▶ _Exercise_: Reproduce all of the data exactly.

▶ _Material for this task_:
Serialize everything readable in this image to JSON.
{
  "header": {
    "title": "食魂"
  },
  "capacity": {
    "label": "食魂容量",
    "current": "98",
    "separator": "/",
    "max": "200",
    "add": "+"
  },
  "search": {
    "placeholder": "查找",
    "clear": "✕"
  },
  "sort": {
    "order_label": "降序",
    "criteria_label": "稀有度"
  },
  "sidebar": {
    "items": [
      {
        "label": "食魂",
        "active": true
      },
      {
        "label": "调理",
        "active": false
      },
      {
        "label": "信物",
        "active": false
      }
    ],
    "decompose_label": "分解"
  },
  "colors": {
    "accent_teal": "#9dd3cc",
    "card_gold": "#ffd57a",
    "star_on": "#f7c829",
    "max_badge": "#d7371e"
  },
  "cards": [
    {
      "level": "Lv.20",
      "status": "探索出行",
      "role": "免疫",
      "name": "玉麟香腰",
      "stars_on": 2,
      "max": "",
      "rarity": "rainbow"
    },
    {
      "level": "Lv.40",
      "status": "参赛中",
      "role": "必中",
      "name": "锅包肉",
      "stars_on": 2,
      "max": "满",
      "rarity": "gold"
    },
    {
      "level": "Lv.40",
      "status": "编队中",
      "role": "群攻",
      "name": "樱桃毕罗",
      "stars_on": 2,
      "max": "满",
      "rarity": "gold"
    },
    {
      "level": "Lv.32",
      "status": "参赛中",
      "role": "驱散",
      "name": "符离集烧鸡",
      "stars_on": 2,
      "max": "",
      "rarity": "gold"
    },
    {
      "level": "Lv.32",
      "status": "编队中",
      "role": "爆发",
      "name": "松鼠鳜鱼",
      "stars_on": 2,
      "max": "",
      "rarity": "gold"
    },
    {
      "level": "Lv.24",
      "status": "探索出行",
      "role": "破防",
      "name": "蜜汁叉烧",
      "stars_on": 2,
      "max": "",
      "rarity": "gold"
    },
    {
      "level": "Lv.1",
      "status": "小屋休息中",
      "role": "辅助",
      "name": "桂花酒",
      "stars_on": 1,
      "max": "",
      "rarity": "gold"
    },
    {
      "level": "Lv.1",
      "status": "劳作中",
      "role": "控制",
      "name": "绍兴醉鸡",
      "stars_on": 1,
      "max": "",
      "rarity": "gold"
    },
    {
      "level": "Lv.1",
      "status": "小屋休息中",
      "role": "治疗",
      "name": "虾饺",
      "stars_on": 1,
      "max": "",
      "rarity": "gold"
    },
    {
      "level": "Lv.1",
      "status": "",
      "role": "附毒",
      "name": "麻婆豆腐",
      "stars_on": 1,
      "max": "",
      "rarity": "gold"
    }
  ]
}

▶ _Exercise result_:
Serialize everything readable in this image to JSON.
{
  "header": {
    "title": "食魂"
  },
  "capacity": {
    "label": "食魂容量",
    "current": "98",
    "separator": "/",
    "max": "200",
    "add": "+"
  },
  "search": {
    "placeholder": "查找",
    "clear": "✕"
  },
  "sort": {
    "order_label": "降序",
    "criteria_label": "稀有度"
  },
  "sidebar": {
    "items": [
      {
        "label": "食魂",
        "active": true
      },
      {
        "label": "调理",
        "active": false
      },
      {
        "label": "信物",
        "active": false
      }
    ],
    "decompose_label": "分解"
  },
  "colors": {
    "accent_teal": "#9dd3cc",
    "card_gold": "#ffd57a",
    "star_on": "#f7c829",
    "max_badge": "#d7371e"
  },
  "cards": [
    {
      "level": "Lv.20",
      "status": "探索出行",
      "role": "免疫",
      "name": "玉麟香腰",
      "stars_on": 2,
      "max": "",
      "rarity": "rainbow"
    },
    {
      "level": "Lv.40",
      "status": "参赛中",
      "role": "必中",
      "name": "锅包肉",
      "stars_on": 2,
      "max": "满",
      "rarity": "gold"
    },
    {
      "level": "Lv.40",
      "status": "编队中",
      "role": "群攻",
      "name": "樱桃毕罗",
      "stars_on": 2,
      "max": "满",
      "rarity": "gold"
    },
    {
      "level": "Lv.32",
      "status": "参赛中",
      "role": "驱散",
      "name": "符离集烧鸡",
      "stars_on": 2,
      "max": "",
      "rarity": "gold"
    },
    {
      "level": "Lv.32",
      "status": "编队中",
      "role": "爆发",
      "name": "松鼠鳜鱼",
      "stars_on": 2,
      "max": "",
      "rarity": "gold"
    },
    {
      "level": "Lv.24",
      "status": "探索出行",
      "role": "破防",
      "name": "蜜汁叉烧",
      "stars_on": 2,
      "max": "",
      "rarity": "gold"
    },
    {
      "level": "Lv.1",
      "status": "小屋休息中",
      "role": "辅助",
      "name": "桂花酒",
      "stars_on": 1,
      "max": "",
      "rarity": "gold"
    },
    {
      "level": "Lv.1",
      "status": "劳作中",
      "role": "控制",
      "name": "绍兴醉鸡",
      "stars_on": 1,
      "max": "",
      "rarity": "gold"
    },
    {
      "level": "Lv.1",
      "status": "小屋休息中",
      "role": "治疗",
      "name": "虾饺",
      "stars_on": 1,
      "max": "",
      "rarity": "gold"
    },
    {
      "level": "Lv.1",
      "status": "",
      "role": "附毒",
      "name": "麻婆豆腐",
      "stars_on": 1,
      "max": "",
      "rarity": "gold"
    }
  ]
}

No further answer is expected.